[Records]
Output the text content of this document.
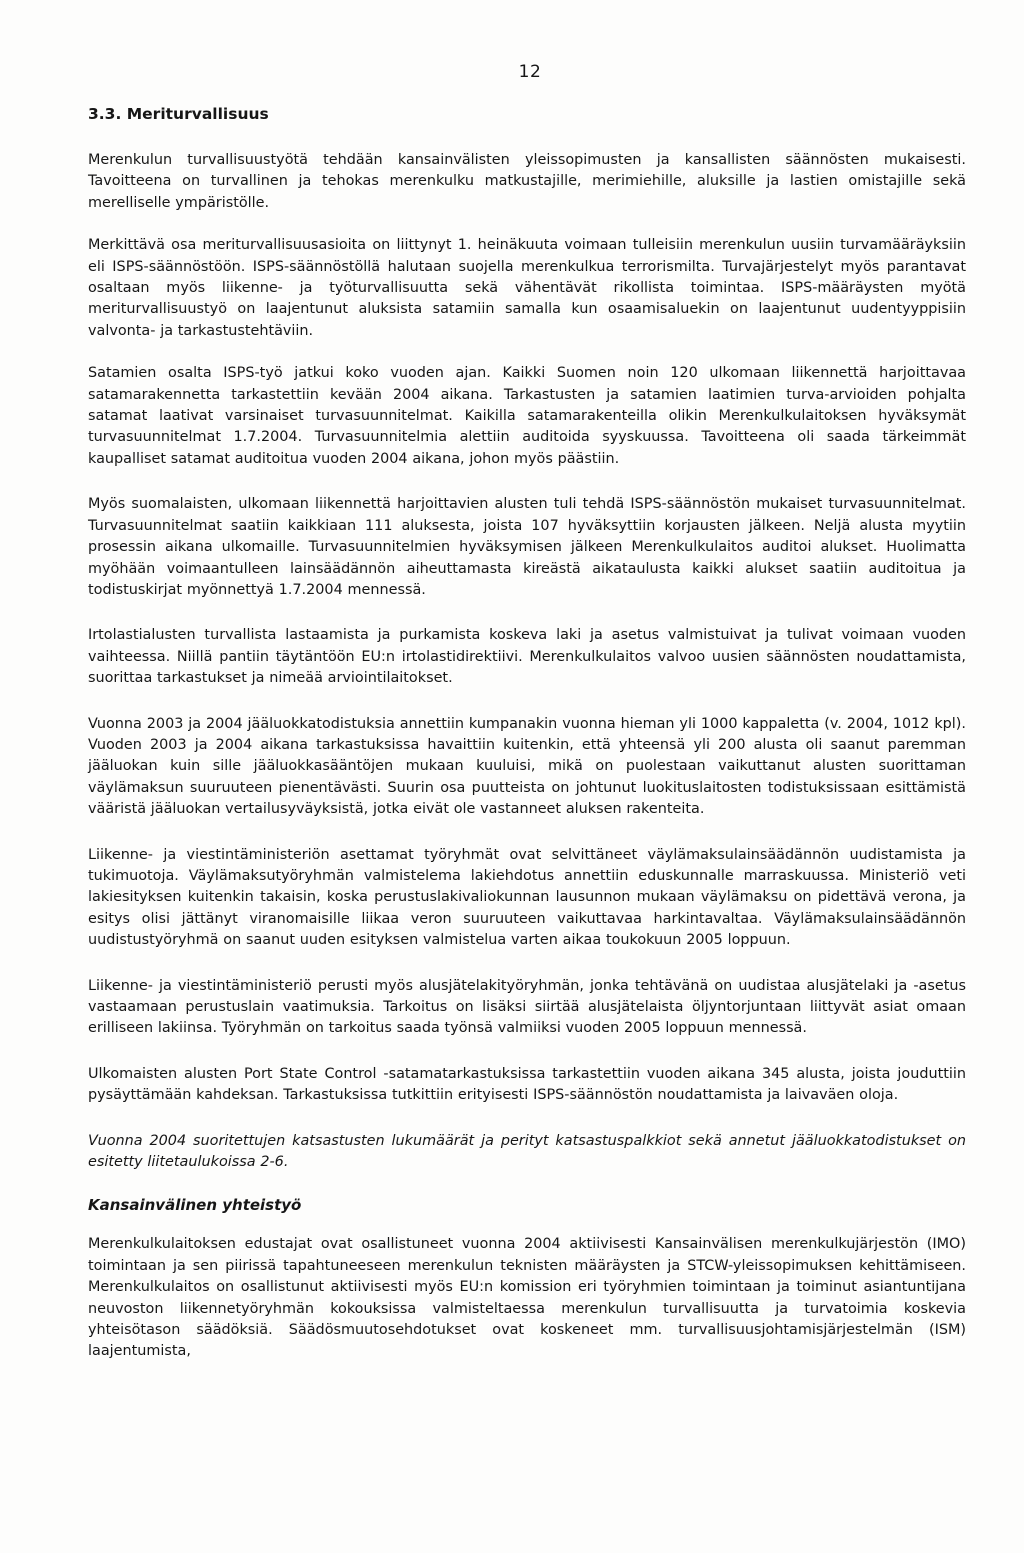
12
3.3. Meriturvallisuus

Merenkulun turvallisuustyötä tehdään kansainvälisten yleissopimusten ja kansallisten säännösten mukaisesti. Tavoitteena on turvallinen ja tehokas merenkulku matkustajille, merimiehille, aluksille ja lastien omistajille sekä merelliselle ympäristölle.

Merkittävä osa meriturvallisuusasioita on liittynyt 1. heinäkuuta voimaan tulleisiin merenkulun uusiin turvamääräyksiin eli ISPS-säännöstöön. ISPS-säännöstöllä halutaan suojella merenkulkua terrorismilta. Turvajärjestelyt myös parantavat osaltaan myös liikenne- ja työturvallisuutta sekä vähentävät rikollista toimintaa. ISPS-määräysten myötä meriturvallisuustyö on laajentunut aluksista satamiin samalla kun osaamisaluekin on laajentunut uudentyyppisiin valvonta- ja tarkastustehtäviin.

Satamien osalta ISPS-työ jatkui koko vuoden ajan. Kaikki Suomen noin 120 ulkomaan liikennettä harjoittavaa satamarakennetta tarkastettiin kevään 2004 aikana. Tarkastusten ja satamien laatimien turva-arvioiden pohjalta satamat laativat varsinaiset turvasuunnitelmat. Kaikilla satamarakenteilla olikin Merenkulkulaitoksen hyväksymät turvasuunnitelmat 1.7.2004. Turvasuunnitelmia alettiin auditoida syyskuussa. Tavoitteena oli saada tärkeimmät kaupalliset satamat auditoitua vuoden 2004 aikana, johon myös päästiin.

Myös suomalaisten, ulkomaan liikennettä harjoittavien alusten tuli tehdä ISPS-säännöstön mukaiset turvasuunnitelmat. Turvasuunnitelmat saatiin kaikkiaan 111 aluksesta, joista 107 hyväksyttiin korjausten jälkeen. Neljä alusta myytiin prosessin aikana ulkomaille. Turvasuunnitelmien hyväksymisen jälkeen Merenkulkulaitos auditoi alukset. Huolimatta myöhään voimaantulleen lainsäädännön aiheuttamasta kireästä aikataulusta kaikki alukset saatiin auditoitua ja todistuskirjat myönnettyä 1.7.2004 mennessä.

Irtolastialusten turvallista lastaamista ja purkamista koskeva laki ja asetus valmistuivat ja tulivat voimaan vuoden vaihteessa. Niillä pantiin täytäntöön EU:n irtolastidirektiivi. Merenkulkulaitos valvoo uusien säännösten noudattamista, suorittaa tarkastukset ja nimeää arviointilaitokset.

Vuonna 2003 ja 2004 jääluokkatodistuksia annettiin kumpanakin vuonna hieman yli 1000 kappaletta (v. 2004, 1012 kpl). Vuoden 2003 ja 2004 aikana tarkastuksissa havaittiin kuitenkin, että yhteensä yli 200 alusta oli saanut paremman jääluokan kuin sille jääluokkasääntöjen mukaan kuuluisi, mikä on puolestaan vaikuttanut alusten suorittaman väylämaksun suuruuteen pienentävästi. Suurin osa puutteista on johtunut luokituslaitosten todistuksissaan esittämistä vääristä jääluokan vertailusyväyksistä, jotka eivät ole vastanneet aluksen rakenteita.

Liikenne- ja viestintäministeriön asettamat työryhmät ovat selvittäneet väylämaksulainsäädännön uudistamista ja tukimuotoja. Väylämaksutyöryhmän valmistelema lakiehdotus annettiin eduskunnalle marraskuussa. Ministeriö veti lakiesityksen kuitenkin takaisin, koska perustuslakivaliokunnan lausunnon mukaan väylämaksu on pidettävä verona, ja esitys olisi jättänyt viranomaisille liikaa veron suuruuteen vaikuttavaa harkintavaltaa. Väylämaksulainsäädännön uudistustyöryhmä on saanut uuden esityksen valmistelua varten aikaa toukokuun 2005 loppuun.

Liikenne- ja viestintäministeriö perusti myös alusjätelakityöryhmän, jonka tehtävänä on uudistaa alusjätelaki ja -asetus vastaamaan perustuslain vaatimuksia. Tarkoitus on lisäksi siirtää alusjätelaista öljyntorjuntaan liittyvät asiat omaan erilliseen lakiinsa. Työryhmän on tarkoitus saada työnsä valmiiksi vuoden 2005 loppuun mennessä.

Ulkomaisten alusten Port State Control -satamatarkastuksissa tarkastettiin vuoden aikana 345 alusta, joista jouduttiin pysäyttämään kahdeksan. Tarkastuksissa tutkittiin erityisesti ISPS-säännöstön noudattamista ja laivaväen oloja.

Vuonna 2004 suoritettujen katsastusten lukumäärät ja perityt katsastuspalkkiot sekä annetut jääluokkatodistukset on esitetty liitetaulukoissa 2-6.

Kansainvälinen yhteistyö

Merenkulkulaitoksen edustajat ovat osallistuneet vuonna 2004 aktiivisesti Kansainvälisen merenkulkujärjestön (IMO) toimintaan ja sen piirissä tapahtuneeseen merenkulun teknisten määräysten ja STCW-yleissopimuksen kehittämiseen. Merenkulkulaitos on osallistunut aktiivisesti myös EU:n komission eri työryhmien toimintaan ja toiminut asiantuntijana neuvoston liikennetyöryhmän kokouksissa valmisteltaessa merenkulun turvallisuutta ja turvatoimia koskevia yhteisötason säädöksiä. Säädösmuutosehdotukset ovat koskeneet mm. turvallisuusjohtamisjärjestelmän (ISM) laajentumista,
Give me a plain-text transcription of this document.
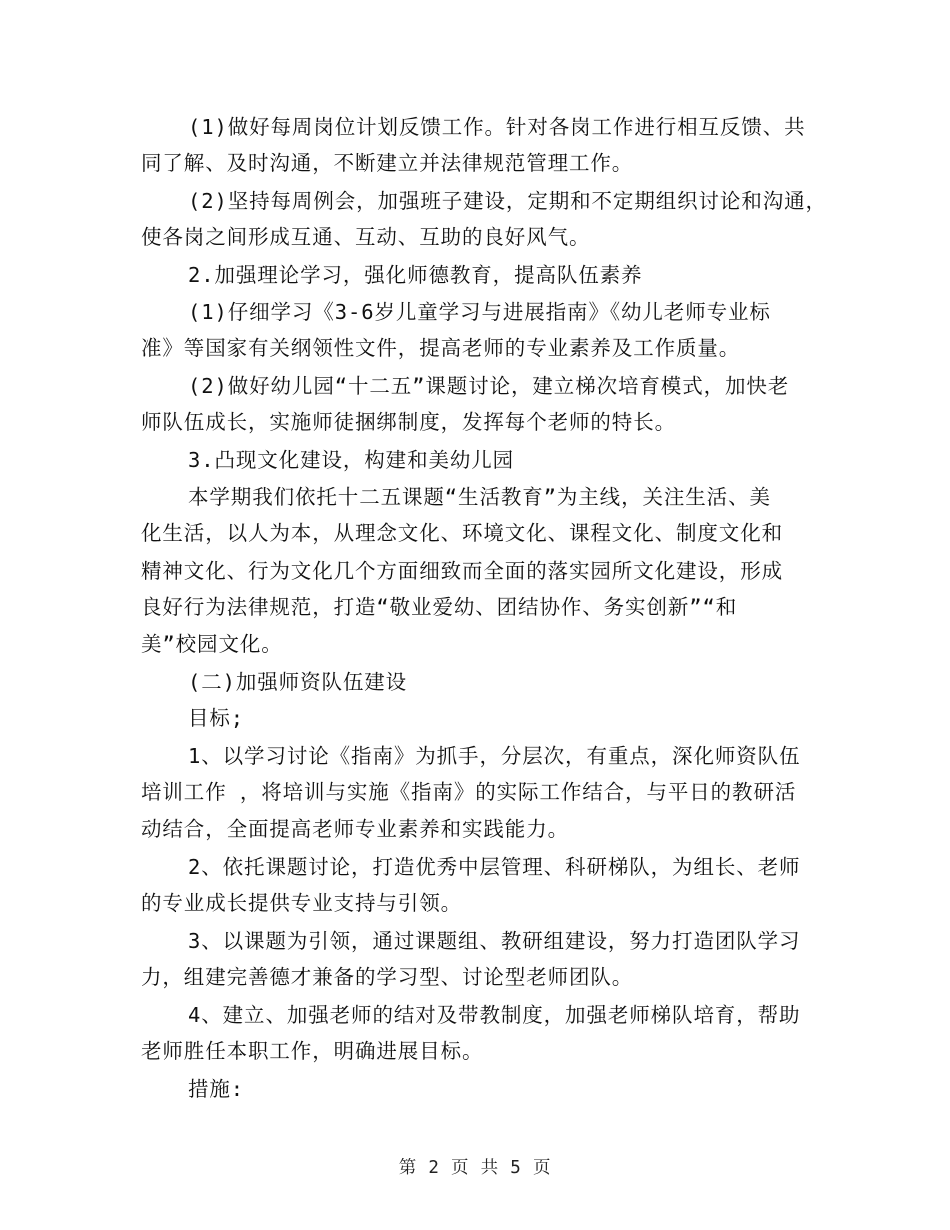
(1)做好每周岗位计划反馈工作。针对各岗工作进行相互反馈、共
同了解、及时沟通，不断建立并法律规范管理工作。
(2)坚持每周例会，加强班子建设，定期和不定期组织讨论和沟通，
使各岗之间形成互通、互动、互助的良好风气。
2.加强理论学习，强化师德教育，提高队伍素养
(1)仔细学习《3-6岁儿童学习与进展指南》《幼儿老师专业标
准》等国家有关纲领性文件，提高老师的专业素养及工作质量。
(2)做好幼儿园“十二五”课题讨论，建立梯次培育模式，加快老
师队伍成长，实施师徒捆绑制度，发挥每个老师的特长。
3.凸现文化建设，构建和美幼儿园
本学期我们依托十二五课题“生活教育”为主线，关注生活、美
化生活，以人为本，从理念文化、环境文化、课程文化、制度文化和
精神文化、行为文化几个方面细致而全面的落实园所文化建设，形成
良好行为法律规范，打造“敬业爱幼、团结协作、务实创新”“和
美”校园文化。
(二)加强师资队伍建设
目标;
1、以学习讨论《指南》为抓手，分层次，有重点，深化师资队伍
培训工作 ，将培训与实施《指南》的实际工作结合，与平日的教研活
动结合，全面提高老师专业素养和实践能力。
2、依托课题讨论，打造优秀中层管理、科研梯队，为组长、老师
的专业成长提供专业支持与引领。
3、以课题为引领，通过课题组、教研组建设，努力打造团队学习
力，组建完善德才兼备的学习型、讨论型老师团队。
4、建立、加强老师的结对及带教制度，加强老师梯队培育，帮助
老师胜任本职工作，明确进展目标。
措施:
第 2 页 共 5 页
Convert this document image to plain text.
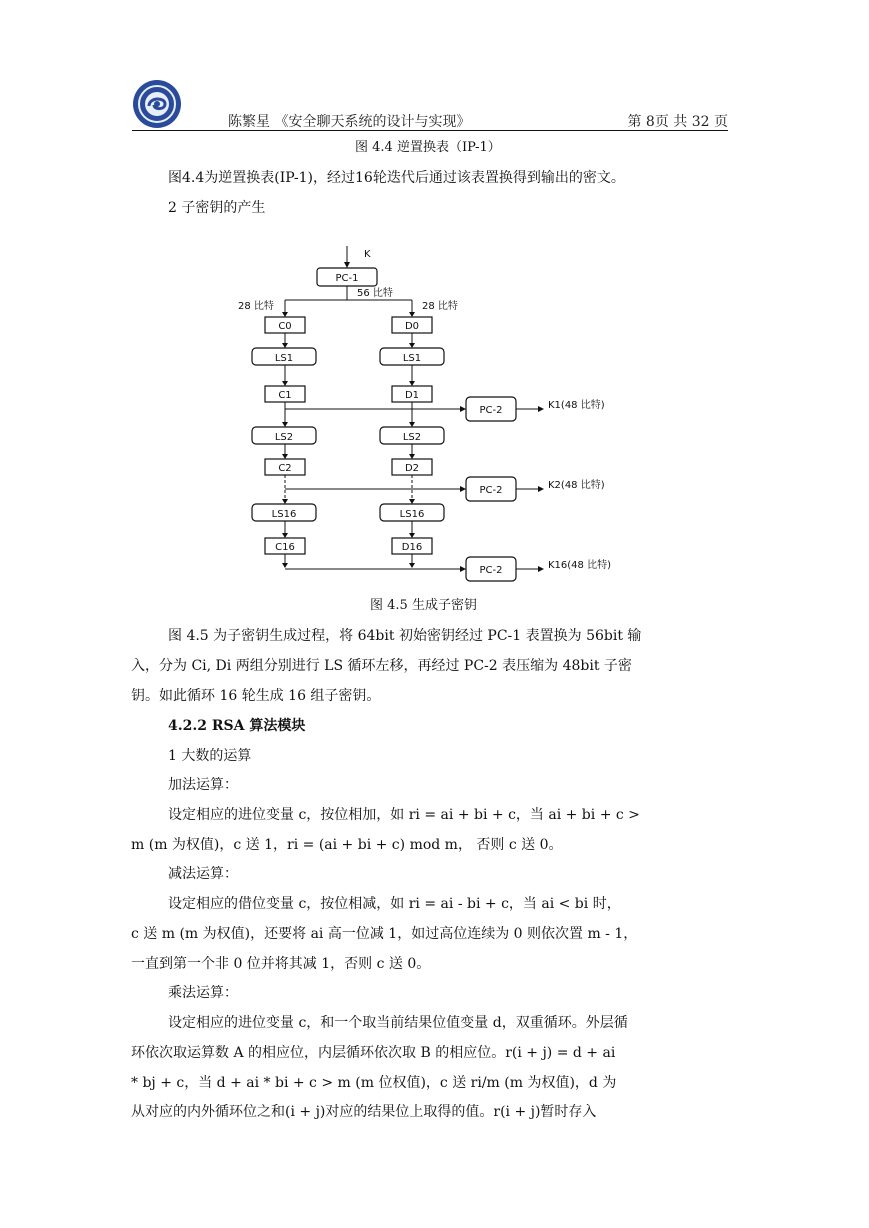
陈繁星 《安全聊天系统的设计与实现》	第 8页 共 32 页
图 4.4 逆置换表（IP-1）
图4.4为逆置换表(IP-1)，经过16轮迭代后通过该表置换得到输出的密文。
2 子密钥的产生
K
PC-1
56 比特
28 比特	28 比特
C0
LS1
C1
LS2
C2
LS16
C16
D0
LS1
D1
LS2
D2
LS16
D16
PC-2	K1(48 比特)
PC-2	K2(48 比特)
PC-2	K16(48 比特)
图 4.5 生成子密钥
图 4.5 为子密钥生成过程，将 64bit 初始密钥经过 PC-1 表置换为 56bit 输
入，分为 Ci, Di 两组分别进行 LS 循环左移，再经过 PC-2 表压缩为 48bit 子密
钥。如此循环 16 轮生成 16 组子密钥。
4.2.2 RSA 算法模块
1 大数的运算
加法运算：
设定相应的进位变量 c，按位相加，如 ri = ai + bi + c，当 ai + bi + c >
m (m 为权值)，c 送 1，ri = (ai + bi + c) mod m， 否则 c 送 0。
减法运算：
设定相应的借位变量 c，按位相减，如 ri = ai - bi + c，当 ai < bi 时，
c 送 m (m 为权值)，还要将 ai 高一位减 1，如过高位连续为 0 则依次置 m - 1，
一直到第一个非 0 位并将其减 1，否则 c 送 0。
乘法运算：
设定相应的进位变量 c，和一个取当前结果位值变量 d，双重循环。外层循
环依次取运算数 A 的相应位，内层循环依次取 B 的相应位。r(i + j) = d + ai
* bj + c，当 d + ai * bi + c > m (m 位权值)，c 送 ri/m (m 为权值)，d 为
从对应的内外循环位之和(i + j)对应的结果位上取得的值。r(i + j)暂时存入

#### [Problem details]
Copy out each line that contains the word "saada".

#### [Written response]
Satamien osalta ISPS-työ jatkui koko vuoden ajan. Kaikki Suomen noin 120 ulkomaan liikennettä harjoittavaa satamarakennetta tarkastettiin kevään 2004 aikana. Tarkastusten ja satamien laatimien turva-arvioiden pohjalta satamat laativat varsinaiset turvasuunnitelmat. Kaikilla satamarakenteilla olikin Merenkulkulaitoksen hyväksymät turvasuunnitelmat 1.7.2004. Turvasuunnitelmia alettiin auditoida syyskuussa. Tavoitteena oli saada tärkeimmät kaupalliset satamat auditoitua vuoden 2004 aikana, johon myös päästiin.
Liikenne- ja viestintäministeriö perusti myös alusjätelakityöryhmän, jonka tehtävänä on uudistaa alusjätelaki ja -asetus vastaamaan perustuslain vaatimuksia. Tarkoitus on lisäksi siirtää alusjätelaista öljyntorjuntaan liittyvät asiat omaan erilliseen lakiinsa. Työryhmän on tarkoitus saada työnsä valmiiksi vuoden 2005 loppuun mennessä.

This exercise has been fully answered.